Required task >> Write the next passage of the notes on speeding up the MySQL grammar parser below, continuing after their final sentence.
===== Document
Previously the compiler emitted each case label on its own line (`\t\t\tcase 5:\n`), and case labels were 56% of all generated code. Group multiple labels per line instead (up to 10) so the switch dispatch is still readable but the file shrinks from ~99k lines (~2.63 MB) to ~51k lines (~2.48 MB) with no behaviour change. No runtime impact: verified 0 AST mismatches across the 69k-query corpus and identical QPS to the previous output under all opcache/JIT configurations.

On the MySQL grammar, 1,290 of 1,916 rules have a selector where every (rule, token) entry points to exactly one branch. Those rules account for ~55% of parse_recursive calls on the test corpus (722k of 1.3M per 10k queries). Flag those rules at grammar build time. In parse_recursive, detect the flag and skip the outer 'foreach ($candidate_branches as ...)' by taking $candidate_branches[0] directly. The branch-match body is otherwise identical to the multi-candidate path. End-to-end parser benchmark: no JIT: ~31.6K -> ~32.6K QPS avg (+3%) tracing JIT: ~52.6K -> ~55.7K QPS avg (+6%)

Replace the $branch_matches flag + break+reset sequence with direct '$this->position = $position; return false;' exits on each failure path. Removes one local variable and a pair of conditional branches from the hot inner loop. Minor but measurable improvement; the code is also simpler.

Nothing extends WP_Parser_Node. Marking it final lets PHP's opcache and tracing JIT specialize property access and method dispatch since the class layout is now fixed. Small but consistent improvement measured across multiple runs under tracing JIT (~+2% avg, ~+2% best). End-to-end parser benchmark: tracing JIT: ~57K -> ~57-58K QPS avg, 60-61K QPS best no JIT: ~33K -> ~34K QPS avg, 35K QPS best

Reports best/median/average QPS over N runs with the currently-loaded PHP interpreter configuration. Used to measure the effect of the interpreter changes on top of opcache and tracing JIT configurations.
==========
===== Data lines
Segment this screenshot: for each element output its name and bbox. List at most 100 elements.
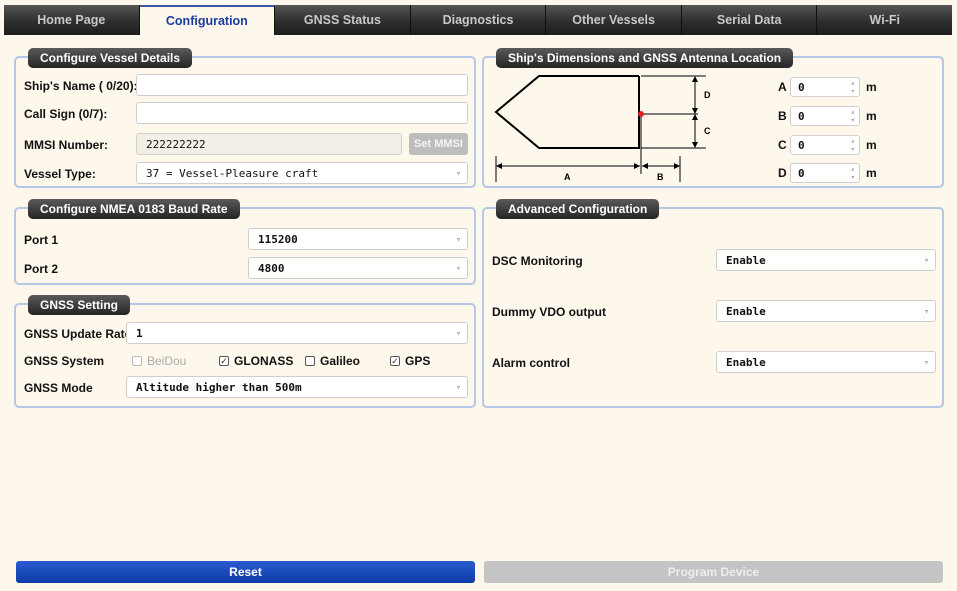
==========
Final result >>
JanJakes · 2026-04-25T06:53:35Z

CI runtime comparison — full matrix

Compared this PR (parser-performance) against the average of three recent merged feature PRs (#365, #367, #369). All values are full-job duration (includes SQLite build + composer + tests).

Workflow	Parser-perf	Trunk avg	Δ
PHP 7.2 / SQLite 3.27.0	132 s	201 s	−34%
PHP 7.3 / SQLite 3.31.1	116 s	172 s	−32%
PHP 7.4 / SQLite 3.34.1	94 s	158 s	−40%
PHP 8.0 / SQLite 3.37.0	111 s	169 s	−34%
PHP 8.1 / SQLite 3.40.1	116 s	183 s	−36%
PHP 8.2 / SQLite 3.45.1	115 s	176 s	−35%
PHP 8.3 / SQLite 3.46.1	114 s	175 s	−35%
PHP 8.4 / SQLite 3.51.2	103 s	175 s	−41%
PHP 8.5 / SQLite latest	119 s	183 s	−35%
PHPUnit Tests (sum)	1020 s	1592 s	−36%, ~9.5 min saved
WordPress PHPUnit Tests	587 s	713 s	−18%
MySQL Proxy Tests	18 s	20 s	-10%
End-to-end Tests	340 s	315 s	+8% (noise)
WordPress End-to-end Tests	441 s	360 s	+22% (noise)

The PHPUnit numbers above include ~30-40 s of SQLite build and ~10 s of composer install which are unchanged. Looking at just the Run PHPUnit tests step:

PHP	Trunk avg	This PR	Speedup
7.2	165 s	97 s	1.70×
7.3	126 s	73 s	1.73×
7.4	120 s	57 s	2.11×
8.0	132 s	68 s	1.94×
8.1	141 s	75 s	1.88×
8.2	128 s	70 s	1.83×
8.3	134 s	74 s	1.81×
8.4	138 s	72 s	1.92×
8.5	141 s	79 s	1.78×

~1.85× faster phpunit across all PHP versions on real CI, matching the local end-to-end benchmark.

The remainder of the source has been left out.